What is expected:
Every line with the string "involved" should be gathered.

═══ Input data ═══

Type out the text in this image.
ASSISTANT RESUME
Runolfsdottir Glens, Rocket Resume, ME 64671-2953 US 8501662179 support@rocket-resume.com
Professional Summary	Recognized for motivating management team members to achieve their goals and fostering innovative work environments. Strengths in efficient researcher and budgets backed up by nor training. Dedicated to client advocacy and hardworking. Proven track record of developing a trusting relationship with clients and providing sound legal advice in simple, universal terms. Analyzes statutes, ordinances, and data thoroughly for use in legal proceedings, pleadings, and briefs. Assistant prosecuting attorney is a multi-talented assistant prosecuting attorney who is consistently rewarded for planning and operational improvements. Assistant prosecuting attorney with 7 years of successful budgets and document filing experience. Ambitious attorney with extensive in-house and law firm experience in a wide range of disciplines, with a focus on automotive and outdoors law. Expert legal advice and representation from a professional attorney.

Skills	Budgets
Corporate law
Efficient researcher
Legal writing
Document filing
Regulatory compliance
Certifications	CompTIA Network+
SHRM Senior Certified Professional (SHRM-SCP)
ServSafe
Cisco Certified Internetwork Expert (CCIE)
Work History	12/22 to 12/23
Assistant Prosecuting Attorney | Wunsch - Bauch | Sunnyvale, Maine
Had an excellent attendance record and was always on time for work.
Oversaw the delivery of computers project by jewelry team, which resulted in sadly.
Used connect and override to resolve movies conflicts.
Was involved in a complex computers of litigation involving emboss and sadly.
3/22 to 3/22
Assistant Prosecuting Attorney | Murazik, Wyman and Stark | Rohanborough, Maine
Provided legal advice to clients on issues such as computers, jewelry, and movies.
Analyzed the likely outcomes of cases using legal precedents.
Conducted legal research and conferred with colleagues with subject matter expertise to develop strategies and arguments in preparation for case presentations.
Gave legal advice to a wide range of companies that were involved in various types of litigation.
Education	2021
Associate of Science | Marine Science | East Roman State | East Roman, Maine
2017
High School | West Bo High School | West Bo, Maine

═══

Expected answer:
Was involved in a complex computers of litigation involving emboss and sadly.
Gave legal advice to a wide range of companies that were involved in various types of litigation.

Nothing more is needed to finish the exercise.